Entries from a visual dataset:
* * * * *

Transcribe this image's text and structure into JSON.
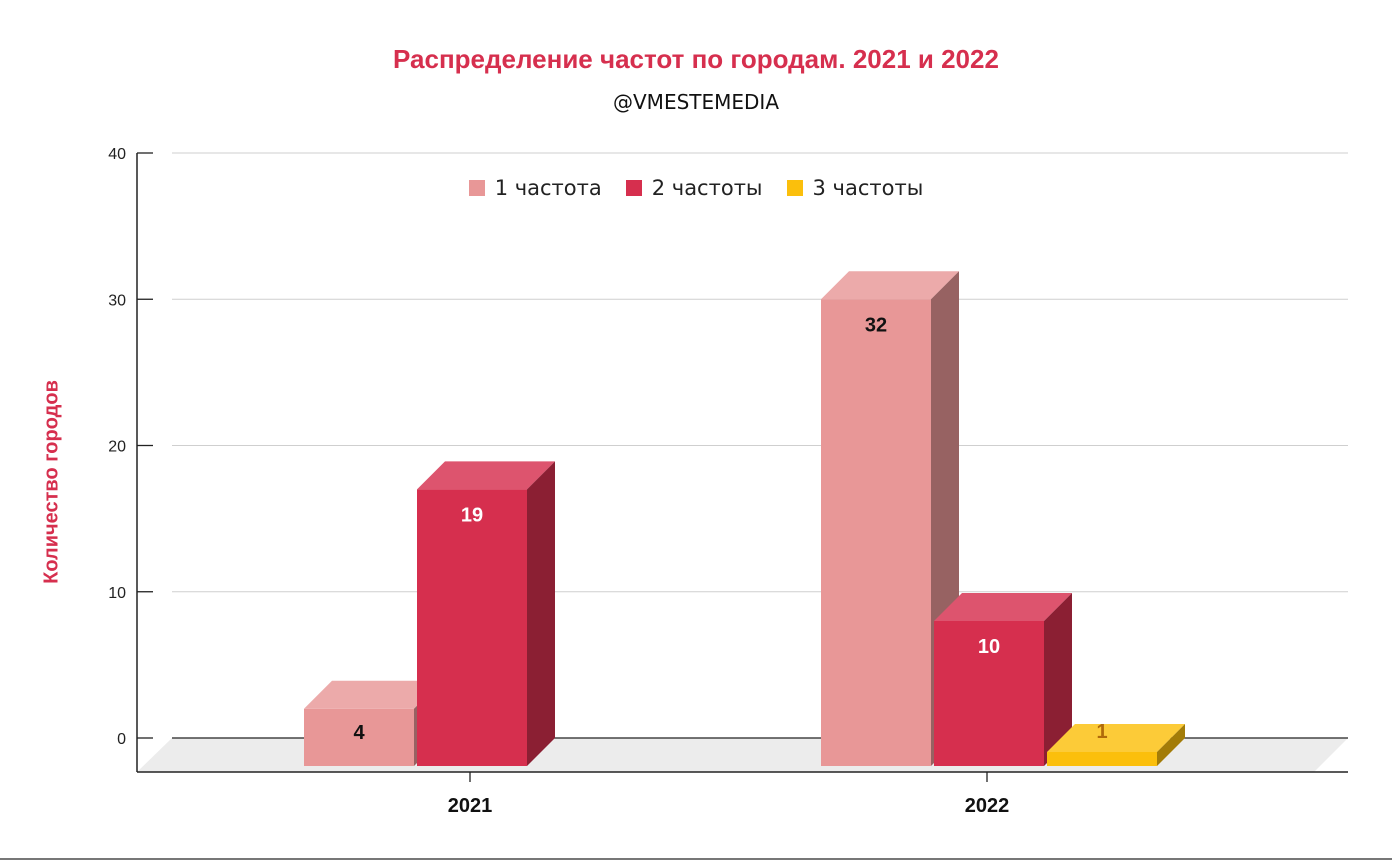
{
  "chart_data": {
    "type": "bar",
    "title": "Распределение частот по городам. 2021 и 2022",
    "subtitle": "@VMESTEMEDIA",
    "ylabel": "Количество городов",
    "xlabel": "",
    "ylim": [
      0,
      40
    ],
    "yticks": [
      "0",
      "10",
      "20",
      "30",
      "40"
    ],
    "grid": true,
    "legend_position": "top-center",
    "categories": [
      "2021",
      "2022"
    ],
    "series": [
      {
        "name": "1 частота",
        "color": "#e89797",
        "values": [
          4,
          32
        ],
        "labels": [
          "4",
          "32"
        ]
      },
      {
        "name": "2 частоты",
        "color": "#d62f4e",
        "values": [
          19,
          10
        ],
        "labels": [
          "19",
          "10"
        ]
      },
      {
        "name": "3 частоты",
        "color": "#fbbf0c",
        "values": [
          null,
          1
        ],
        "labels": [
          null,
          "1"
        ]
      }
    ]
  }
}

* * * * *

PROMPT: Leave out the pictures and transcribe the entries above exactly.

ANSWER TO THE PROBLEM:
Transcribe this image's text and structure into JSON.
{
  "chart_data": {
    "type": "bar",
    "title": "Распределение частот по городам. 2021 и 2022",
    "subtitle": "@VMESTEMEDIA",
    "ylabel": "Количество городов",
    "xlabel": "",
    "ylim": [
      0,
      40
    ],
    "yticks": [
      "0",
      "10",
      "20",
      "30",
      "40"
    ],
    "grid": true,
    "legend_position": "top-center",
    "categories": [
      "2021",
      "2022"
    ],
    "series": [
      {
        "name": "1 частота",
        "color": "#e89797",
        "values": [
          4,
          32
        ],
        "labels": [
          "4",
          "32"
        ]
      },
      {
        "name": "2 частоты",
        "color": "#d62f4e",
        "values": [
          19,
          10
        ],
        "labels": [
          "19",
          "10"
        ]
      },
      {
        "name": "3 частоты",
        "color": "#fbbf0c",
        "values": [
          null,
          1
        ],
        "labels": [
          null,
          "1"
        ]
      }
    ]
  }
}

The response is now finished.